What is needed: Compile every line that includes the word "this".

(Dataset rows)
##########
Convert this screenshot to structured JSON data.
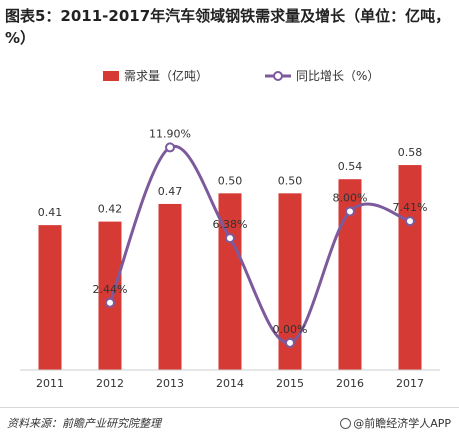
{
  "title": "图表5：2011-2017年汽车领域钢铁需求量及增长（单位：亿吨，%）",
  "footer": {
    "source": "资料来源：前瞻产业研究院整理",
    "brand": "@前瞻经济学人APP",
    "brand_icon": "qianzhan-logo-icon"
  },
  "colors": {
    "bar": "#d63a35",
    "line": "#7d5a9c",
    "marker": "#ffffff"
  },
  "chart_data": {
    "type": "bar",
    "categories": [
      "2011",
      "2012",
      "2013",
      "2014",
      "2015",
      "2016",
      "2017"
    ],
    "series": [
      {
        "name": "需求量（亿吨）",
        "type": "bar",
        "values": [
          0.41,
          0.42,
          0.47,
          0.5,
          0.5,
          0.54,
          0.58
        ],
        "labels": [
          "0.41",
          "0.42",
          "0.47",
          "0.50",
          "0.50",
          "0.54",
          "0.58"
        ]
      },
      {
        "name": "同比增长（%）",
        "type": "line",
        "smooth": true,
        "x": [
          "2012",
          "2013",
          "2014",
          "2015",
          "2016",
          "2017"
        ],
        "values": [
          2.44,
          11.9,
          6.38,
          0.0,
          8.0,
          7.41
        ],
        "labels": [
          "2.44%",
          "11.90%",
          "6.38%",
          "0.00%",
          "8.00%",
          "7.41%"
        ]
      }
    ],
    "bar_ylim": [
      0,
      0.75
    ],
    "line_ylim": [
      -0.8,
      12.9
    ],
    "legend_position": "top",
    "grid": false
  }
}
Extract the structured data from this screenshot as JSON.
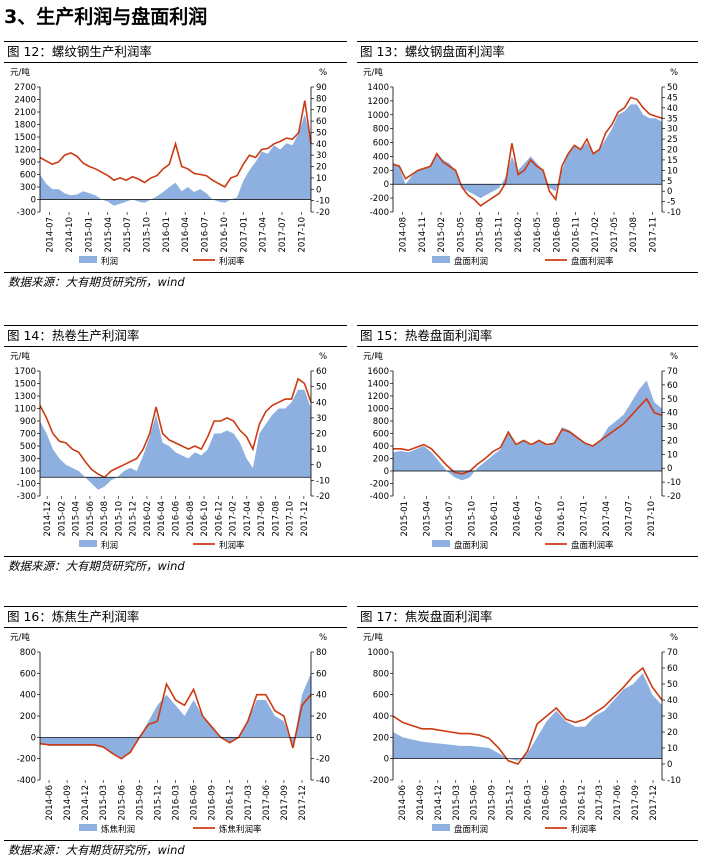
{
  "section_title": "3、生产利润与盘面利润",
  "source_text": "数据来源：大有期货研究所，wind",
  "colors": {
    "area": "#8eb0e0",
    "line": "#cc3a12"
  },
  "chart_data": [
    {
      "id": "fig12",
      "panel_title": "图 12：螺纹钢生产利润率",
      "type": "area+line",
      "left_unit": "元/吨",
      "right_unit": "%",
      "left_ticks": [
        "2700",
        "2400",
        "2100",
        "1800",
        "1500",
        "1200",
        "900",
        "600",
        "300",
        "0",
        "-300"
      ],
      "right_ticks": [
        "90",
        "80",
        "70",
        "60",
        "50",
        "40",
        "30",
        "20",
        "10",
        "0",
        "-10",
        "-20"
      ],
      "ylim": [
        -300,
        2700
      ],
      "y2lim": [
        -20,
        90
      ],
      "x_labels": [
        "2014-07",
        "2014-10",
        "2015-01",
        "2015-04",
        "2015-07",
        "2015-10",
        "2016-01",
        "2016-04",
        "2016-07",
        "2016-10",
        "2017-01",
        "2017-04",
        "2017-07",
        "2017-10"
      ],
      "series": [
        {
          "name": "利润",
          "axis": "left",
          "kind": "area",
          "values": [
            600,
            380,
            250,
            250,
            150,
            100,
            120,
            200,
            150,
            100,
            0,
            -50,
            -150,
            -100,
            -50,
            0,
            -50,
            -80,
            0,
            80,
            180,
            300,
            400,
            200,
            300,
            180,
            250,
            150,
            0,
            -50,
            -80,
            0,
            50,
            450,
            700,
            900,
            1150,
            1100,
            1300,
            1200,
            1350,
            1300,
            1600,
            2050,
            1400
          ]
        },
        {
          "name": "利润率",
          "axis": "right",
          "kind": "line",
          "values": [
            28,
            25,
            22,
            24,
            30,
            32,
            29,
            23,
            20,
            18,
            15,
            12,
            8,
            10,
            8,
            11,
            9,
            6,
            10,
            12,
            18,
            22,
            40,
            20,
            18,
            14,
            13,
            12,
            8,
            5,
            2,
            10,
            12,
            22,
            30,
            28,
            35,
            36,
            40,
            42,
            45,
            44,
            50,
            78,
            40
          ]
        }
      ]
    },
    {
      "id": "fig13",
      "panel_title": "图 13：螺纹钢盘面利润率",
      "type": "area+line",
      "left_unit": "元/吨",
      "right_unit": "%",
      "left_ticks": [
        "1400",
        "1200",
        "1000",
        "800",
        "600",
        "400",
        "200",
        "0",
        "-200",
        "-400"
      ],
      "right_ticks": [
        "50",
        "45",
        "40",
        "35",
        "30",
        "25",
        "20",
        "15",
        "10",
        "5",
        "0",
        "-5",
        "-10"
      ],
      "ylim": [
        -400,
        1400
      ],
      "y2lim": [
        -10,
        50
      ],
      "x_labels": [
        "2014-08",
        "2014-11",
        "2015-02",
        "2015-05",
        "2015-08",
        "2015-11",
        "2016-02",
        "2016-05",
        "2016-08",
        "2016-11",
        "2017-02",
        "2017-05",
        "2017-08",
        "2017-11"
      ],
      "series": [
        {
          "name": "盘面利润",
          "axis": "left",
          "kind": "area",
          "values": [
            300,
            250,
            0,
            120,
            200,
            220,
            250,
            450,
            350,
            300,
            200,
            -50,
            -100,
            -150,
            -200,
            -150,
            -100,
            -50,
            100,
            400,
            200,
            300,
            400,
            300,
            200,
            -50,
            -100,
            200,
            450,
            550,
            500,
            600,
            450,
            500,
            650,
            800,
            1000,
            1050,
            1150,
            1150,
            1000,
            950,
            950,
            900
          ]
        },
        {
          "name": "盘面利润率",
          "axis": "right",
          "kind": "line",
          "values": [
            13,
            12,
            6,
            8,
            10,
            11,
            12,
            18,
            14,
            12,
            10,
            2,
            -2,
            -4,
            -7,
            -5,
            -3,
            -1,
            4,
            23,
            8,
            10,
            15,
            12,
            10,
            0,
            -4,
            12,
            18,
            22,
            20,
            25,
            18,
            20,
            28,
            32,
            38,
            40,
            45,
            44,
            40,
            37,
            36,
            35
          ]
        }
      ]
    },
    {
      "id": "fig14",
      "panel_title": "图 14：热卷生产利润率",
      "type": "area+line",
      "left_unit": "元/吨",
      "right_unit": "%",
      "left_ticks": [
        "1700",
        "1500",
        "1300",
        "1100",
        "900",
        "700",
        "500",
        "300",
        "100",
        "-100",
        "-300"
      ],
      "right_ticks": [
        "60",
        "50",
        "40",
        "30",
        "20",
        "10",
        "0",
        "-10",
        "-20"
      ],
      "ylim": [
        -300,
        1700
      ],
      "y2lim": [
        -20,
        60
      ],
      "x_labels": [
        "2014-12",
        "2015-02",
        "2015-04",
        "2015-06",
        "2015-08",
        "2015-10",
        "2015-12",
        "2016-02",
        "2016-04",
        "2016-06",
        "2016-08",
        "2016-10",
        "2016-12",
        "2017-02",
        "2017-04",
        "2017-06",
        "2017-08",
        "2017-10",
        "2017-12"
      ],
      "series": [
        {
          "name": "利润",
          "axis": "left",
          "kind": "area",
          "values": [
            900,
            700,
            450,
            300,
            200,
            150,
            100,
            0,
            -100,
            -200,
            -150,
            -50,
            0,
            100,
            150,
            100,
            350,
            650,
            1000,
            550,
            500,
            400,
            350,
            300,
            400,
            350,
            450,
            700,
            700,
            750,
            700,
            550,
            300,
            150,
            700,
            850,
            1000,
            1100,
            1100,
            1200,
            1400,
            1400,
            1100
          ]
        },
        {
          "name": "利润率",
          "axis": "right",
          "kind": "line",
          "values": [
            38,
            30,
            20,
            15,
            14,
            10,
            8,
            2,
            -3,
            -6,
            -8,
            -4,
            -2,
            0,
            2,
            4,
            10,
            20,
            37,
            20,
            16,
            14,
            12,
            10,
            12,
            10,
            18,
            28,
            28,
            30,
            28,
            22,
            18,
            10,
            26,
            34,
            38,
            40,
            42,
            42,
            55,
            52,
            40
          ]
        }
      ]
    },
    {
      "id": "fig15",
      "panel_title": "图 15：热卷盘面利润率",
      "type": "area+line",
      "left_unit": "元/吨",
      "right_unit": "%",
      "left_ticks": [
        "1600",
        "1400",
        "1200",
        "1000",
        "800",
        "600",
        "400",
        "200",
        "0",
        "-200",
        "-400"
      ],
      "right_ticks": [
        "70",
        "60",
        "50",
        "40",
        "30",
        "20",
        "10",
        "0",
        "-10",
        "-20"
      ],
      "ylim": [
        -400,
        1600
      ],
      "y2lim": [
        -20,
        70
      ],
      "x_labels": [
        "2015-01",
        "2015-04",
        "2015-07",
        "2015-10",
        "2016-01",
        "2016-04",
        "2016-07",
        "2016-10",
        "2017-01",
        "2017-04",
        "2017-07",
        "2017-10"
      ],
      "series": [
        {
          "name": "盘面利润",
          "axis": "left",
          "kind": "area",
          "values": [
            300,
            320,
            300,
            350,
            400,
            300,
            150,
            0,
            -100,
            -150,
            -100,
            50,
            150,
            250,
            350,
            650,
            400,
            500,
            400,
            500,
            400,
            450,
            700,
            650,
            550,
            450,
            400,
            500,
            700,
            800,
            900,
            1100,
            1300,
            1450,
            1100,
            1000
          ]
        },
        {
          "name": "盘面利润率",
          "axis": "right",
          "kind": "line",
          "values": [
            14,
            14,
            13,
            15,
            17,
            14,
            8,
            2,
            -3,
            -4,
            -2,
            3,
            7,
            12,
            15,
            26,
            17,
            20,
            17,
            20,
            17,
            18,
            28,
            26,
            22,
            18,
            16,
            20,
            24,
            28,
            32,
            38,
            44,
            50,
            40,
            38
          ]
        }
      ]
    },
    {
      "id": "fig16",
      "panel_title": "图 16：炼焦生产利润率",
      "type": "area+line",
      "left_unit": "元/吨",
      "right_unit": "%",
      "left_ticks": [
        "800",
        "600",
        "400",
        "200",
        "0",
        "-200",
        "-400"
      ],
      "right_ticks": [
        "80",
        "60",
        "40",
        "20",
        "0",
        "-20",
        "-40"
      ],
      "ylim": [
        -400,
        800
      ],
      "y2lim": [
        -40,
        80
      ],
      "x_labels": [
        "2014-06",
        "2014-09",
        "2014-12",
        "2015-03",
        "2015-06",
        "2015-09",
        "2015-12",
        "2016-03",
        "2016-06",
        "2016-09",
        "2016-12",
        "2017-03",
        "2017-06",
        "2017-09",
        "2017-12"
      ],
      "series": [
        {
          "name": "炼焦利润",
          "axis": "left",
          "kind": "area",
          "values": [
            -50,
            -80,
            -80,
            -80,
            -80,
            -80,
            -80,
            -100,
            -150,
            -200,
            -150,
            0,
            150,
            300,
            400,
            300,
            200,
            350,
            200,
            100,
            0,
            -50,
            0,
            150,
            350,
            350,
            200,
            150,
            -100,
            400,
            600
          ]
        },
        {
          "name": "炼焦利润率",
          "axis": "right",
          "kind": "line",
          "values": [
            -6,
            -7,
            -7,
            -7,
            -7,
            -7,
            -7,
            -9,
            -15,
            -20,
            -14,
            0,
            12,
            15,
            50,
            35,
            30,
            45,
            20,
            10,
            0,
            -5,
            0,
            15,
            40,
            40,
            25,
            20,
            -10,
            30,
            40
          ]
        }
      ]
    },
    {
      "id": "fig17",
      "panel_title": "图 17：焦炭盘面利润率",
      "type": "area+line",
      "left_unit": "元/吨",
      "right_unit": "%",
      "left_ticks": [
        "1000",
        "800",
        "600",
        "400",
        "200",
        "0",
        "-200"
      ],
      "right_ticks": [
        "70",
        "60",
        "50",
        "40",
        "30",
        "20",
        "10",
        "0",
        "-10"
      ],
      "ylim": [
        -200,
        1000
      ],
      "y2lim": [
        -10,
        70
      ],
      "x_labels": [
        "2014-06",
        "2014-09",
        "2014-12",
        "2015-03",
        "2015-06",
        "2015-09",
        "2015-12",
        "2016-03",
        "2016-06",
        "2016-09",
        "2016-12",
        "2017-03",
        "2017-06",
        "2017-09",
        "2017-12"
      ],
      "series": [
        {
          "name": "盘面利润",
          "axis": "left",
          "kind": "area",
          "values": [
            250,
            200,
            180,
            160,
            150,
            140,
            130,
            120,
            120,
            110,
            100,
            50,
            0,
            -20,
            50,
            200,
            350,
            450,
            350,
            300,
            300,
            400,
            450,
            550,
            650,
            700,
            800,
            600,
            500
          ]
        },
        {
          "name": "利润率",
          "axis": "right",
          "kind": "line",
          "values": [
            30,
            26,
            24,
            22,
            22,
            21,
            20,
            19,
            19,
            18,
            16,
            10,
            2,
            0,
            8,
            25,
            30,
            35,
            28,
            26,
            28,
            32,
            36,
            42,
            48,
            55,
            60,
            48,
            40
          ]
        }
      ]
    }
  ]
}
##########
Task result:
Convert this screenshot to structured JSON data.
Extract the structured data from this screenshot as JSON.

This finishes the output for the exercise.